- Exercise objective:
Every record below is to be retyped exactly.

- Input for this task:
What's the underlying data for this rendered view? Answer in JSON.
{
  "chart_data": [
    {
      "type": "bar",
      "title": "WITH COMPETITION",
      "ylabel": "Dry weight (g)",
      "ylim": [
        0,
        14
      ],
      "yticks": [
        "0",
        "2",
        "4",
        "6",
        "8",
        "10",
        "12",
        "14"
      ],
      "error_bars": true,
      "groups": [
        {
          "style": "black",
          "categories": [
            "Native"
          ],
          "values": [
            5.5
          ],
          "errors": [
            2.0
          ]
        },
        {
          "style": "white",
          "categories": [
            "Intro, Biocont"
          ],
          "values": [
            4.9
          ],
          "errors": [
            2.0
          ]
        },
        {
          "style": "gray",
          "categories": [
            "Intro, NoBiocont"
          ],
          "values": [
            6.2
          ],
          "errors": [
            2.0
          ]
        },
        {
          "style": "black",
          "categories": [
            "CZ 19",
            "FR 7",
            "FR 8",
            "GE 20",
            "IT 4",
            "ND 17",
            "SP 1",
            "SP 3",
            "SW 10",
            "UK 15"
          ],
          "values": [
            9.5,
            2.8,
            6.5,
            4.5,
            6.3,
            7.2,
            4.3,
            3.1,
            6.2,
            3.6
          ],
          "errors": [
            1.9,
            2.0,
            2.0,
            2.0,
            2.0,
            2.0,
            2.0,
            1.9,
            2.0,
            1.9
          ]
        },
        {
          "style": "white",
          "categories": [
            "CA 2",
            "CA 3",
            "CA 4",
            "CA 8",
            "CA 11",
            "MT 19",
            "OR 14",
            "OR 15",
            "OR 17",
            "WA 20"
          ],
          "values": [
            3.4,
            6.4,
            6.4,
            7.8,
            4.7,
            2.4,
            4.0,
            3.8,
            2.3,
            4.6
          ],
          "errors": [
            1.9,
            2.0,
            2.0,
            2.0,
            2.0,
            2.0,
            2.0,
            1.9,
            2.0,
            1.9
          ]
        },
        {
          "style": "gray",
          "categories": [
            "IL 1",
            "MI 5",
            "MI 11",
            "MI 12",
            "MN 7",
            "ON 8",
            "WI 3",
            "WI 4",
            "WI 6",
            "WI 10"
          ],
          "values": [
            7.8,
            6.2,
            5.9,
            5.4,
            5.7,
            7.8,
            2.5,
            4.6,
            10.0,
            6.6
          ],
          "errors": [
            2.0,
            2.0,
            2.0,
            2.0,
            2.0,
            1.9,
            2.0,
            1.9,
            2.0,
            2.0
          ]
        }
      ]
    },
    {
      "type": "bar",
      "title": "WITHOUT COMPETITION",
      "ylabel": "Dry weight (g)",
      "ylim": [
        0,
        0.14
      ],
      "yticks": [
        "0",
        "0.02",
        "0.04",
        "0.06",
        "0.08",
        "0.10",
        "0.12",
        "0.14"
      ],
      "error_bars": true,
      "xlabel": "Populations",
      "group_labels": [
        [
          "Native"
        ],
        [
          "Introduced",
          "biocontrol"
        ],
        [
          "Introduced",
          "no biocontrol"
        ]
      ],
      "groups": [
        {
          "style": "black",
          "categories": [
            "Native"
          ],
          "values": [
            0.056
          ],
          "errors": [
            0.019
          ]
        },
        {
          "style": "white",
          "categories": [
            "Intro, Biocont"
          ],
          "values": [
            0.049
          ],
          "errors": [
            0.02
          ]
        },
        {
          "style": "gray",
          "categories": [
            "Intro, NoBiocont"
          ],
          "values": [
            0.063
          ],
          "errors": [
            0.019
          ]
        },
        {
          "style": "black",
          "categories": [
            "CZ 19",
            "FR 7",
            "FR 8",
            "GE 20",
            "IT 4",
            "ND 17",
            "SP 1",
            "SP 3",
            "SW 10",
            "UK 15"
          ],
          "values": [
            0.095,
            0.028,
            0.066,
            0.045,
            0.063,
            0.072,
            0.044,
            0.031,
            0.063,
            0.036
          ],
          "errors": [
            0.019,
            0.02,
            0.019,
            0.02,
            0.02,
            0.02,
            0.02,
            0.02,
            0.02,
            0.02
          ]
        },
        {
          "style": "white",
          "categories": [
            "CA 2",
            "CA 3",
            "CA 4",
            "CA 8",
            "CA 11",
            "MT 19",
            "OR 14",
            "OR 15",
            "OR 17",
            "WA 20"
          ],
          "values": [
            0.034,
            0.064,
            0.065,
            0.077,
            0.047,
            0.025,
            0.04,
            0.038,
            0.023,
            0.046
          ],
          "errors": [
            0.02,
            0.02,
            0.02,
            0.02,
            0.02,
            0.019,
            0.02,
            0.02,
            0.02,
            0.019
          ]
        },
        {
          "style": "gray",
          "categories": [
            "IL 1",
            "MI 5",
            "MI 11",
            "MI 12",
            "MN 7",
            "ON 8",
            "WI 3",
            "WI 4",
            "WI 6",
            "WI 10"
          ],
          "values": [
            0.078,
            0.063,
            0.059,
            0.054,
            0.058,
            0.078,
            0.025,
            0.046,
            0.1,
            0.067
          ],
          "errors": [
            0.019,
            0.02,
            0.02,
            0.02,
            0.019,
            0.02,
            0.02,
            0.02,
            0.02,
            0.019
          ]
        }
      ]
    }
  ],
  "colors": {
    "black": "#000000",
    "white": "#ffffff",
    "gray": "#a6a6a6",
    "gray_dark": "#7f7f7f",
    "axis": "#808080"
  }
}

- Solved exercise:
What's the underlying data for this rendered view? Answer in JSON.
{
  "chart_data": [
    {
      "type": "bar",
      "title": "WITH COMPETITION",
      "ylabel": "Dry weight (g)",
      "ylim": [
        0,
        14
      ],
      "yticks": [
        "0",
        "2",
        "4",
        "6",
        "8",
        "10",
        "12",
        "14"
      ],
      "error_bars": true,
      "groups": [
        {
          "style": "black",
          "categories": [
            "Native"
          ],
          "values": [
            5.5
          ],
          "errors": [
            2.0
          ]
        },
        {
          "style": "white",
          "categories": [
            "Intro, Biocont"
          ],
          "values": [
            4.9
          ],
          "errors": [
            2.0
          ]
        },
        {
          "style": "gray",
          "categories": [
            "Intro, NoBiocont"
          ],
          "values": [
            6.2
          ],
          "errors": [
            2.0
          ]
        },
        {
          "style": "black",
          "categories": [
            "CZ 19",
            "FR 7",
            "FR 8",
            "GE 20",
            "IT 4",
            "ND 17",
            "SP 1",
            "SP 3",
            "SW 10",
            "UK 15"
          ],
          "values": [
            9.5,
            2.8,
            6.5,
            4.5,
            6.3,
            7.2,
            4.3,
            3.1,
            6.2,
            3.6
          ],
          "errors": [
            1.9,
            2.0,
            2.0,
            2.0,
            2.0,
            2.0,
            2.0,
            1.9,
            2.0,
            1.9
          ]
        },
        {
          "style": "white",
          "categories": [
            "CA 2",
            "CA 3",
            "CA 4",
            "CA 8",
            "CA 11",
            "MT 19",
            "OR 14",
            "OR 15",
            "OR 17",
            "WA 20"
          ],
          "values": [
            3.4,
            6.4,
            6.4,
            7.8,
            4.7,
            2.4,
            4.0,
            3.8,
            2.3,
            4.6
          ],
          "errors": [
            1.9,
            2.0,
            2.0,
            2.0,
            2.0,
            2.0,
            2.0,
            1.9,
            2.0,
            1.9
          ]
        },
        {
          "style": "gray",
          "categories": [
            "IL 1",
            "MI 5",
            "MI 11",
            "MI 12",
            "MN 7",
            "ON 8",
            "WI 3",
            "WI 4",
            "WI 6",
            "WI 10"
          ],
          "values": [
            7.8,
            6.2,
            5.9,
            5.4,
            5.7,
            7.8,
            2.5,
            4.6,
            10.0,
            6.6
          ],
          "errors": [
            2.0,
            2.0,
            2.0,
            2.0,
            2.0,
            1.9,
            2.0,
            1.9,
            2.0,
            2.0
          ]
        }
      ]
    },
    {
      "type": "bar",
      "title": "WITHOUT COMPETITION",
      "ylabel": "Dry weight (g)",
      "ylim": [
        0,
        0.14
      ],
      "yticks": [
        "0",
        "0.02",
        "0.04",
        "0.06",
        "0.08",
        "0.10",
        "0.12",
        "0.14"
      ],
      "error_bars": true,
      "xlabel": "Populations",
      "group_labels": [
        [
          "Native"
        ],
        [
          "Introduced",
          "biocontrol"
        ],
        [
          "Introduced",
          "no biocontrol"
        ]
      ],
      "groups": [
        {
          "style": "black",
          "categories": [
            "Native"
          ],
          "values": [
            0.056
          ],
          "errors": [
            0.019
          ]
        },
        {
          "style": "white",
          "categories": [
            "Intro, Biocont"
          ],
          "values": [
            0.049
          ],
          "errors": [
            0.02
          ]
        },
        {
          "style": "gray",
          "categories": [
            "Intro, NoBiocont"
          ],
          "values": [
            0.063
          ],
          "errors": [
            0.019
          ]
        },
        {
          "style": "black",
          "categories": [
            "CZ 19",
            "FR 7",
            "FR 8",
            "GE 20",
            "IT 4",
            "ND 17",
            "SP 1",
            "SP 3",
            "SW 10",
            "UK 15"
          ],
          "values": [
            0.095,
            0.028,
            0.066,
            0.045,
            0.063,
            0.072,
            0.044,
            0.031,
            0.063,
            0.036
          ],
          "errors": [
            0.019,
            0.02,
            0.019,
            0.02,
            0.02,
            0.02,
            0.02,
            0.02,
            0.02,
            0.02
          ]
        },
        {
          "style": "white",
          "categories": [
            "CA 2",
            "CA 3",
            "CA 4",
            "CA 8",
            "CA 11",
            "MT 19",
            "OR 14",
            "OR 15",
            "OR 17",
            "WA 20"
          ],
          "values": [
            0.034,
            0.064,
            0.065,
            0.077,
            0.047,
            0.025,
            0.04,
            0.038,
            0.023,
            0.046
          ],
          "errors": [
            0.02,
            0.02,
            0.02,
            0.02,
            0.02,
            0.019,
            0.02,
            0.02,
            0.02,
            0.019
          ]
        },
        {
          "style": "gray",
          "categories": [
            "IL 1",
            "MI 5",
            "MI 11",
            "MI 12",
            "MN 7",
            "ON 8",
            "WI 3",
            "WI 4",
            "WI 6",
            "WI 10"
          ],
          "values": [
            0.078,
            0.063,
            0.059,
            0.054,
            0.058,
            0.078,
            0.025,
            0.046,
            0.1,
            0.067
          ],
          "errors": [
            0.019,
            0.02,
            0.02,
            0.02,
            0.019,
            0.02,
            0.02,
            0.02,
            0.02,
            0.019
          ]
        }
      ]
    }
  ],
  "colors": {
    "black": "#000000",
    "white": "#ffffff",
    "gray": "#a6a6a6",
    "gray_dark": "#7f7f7f",
    "axis": "#808080"
  }
}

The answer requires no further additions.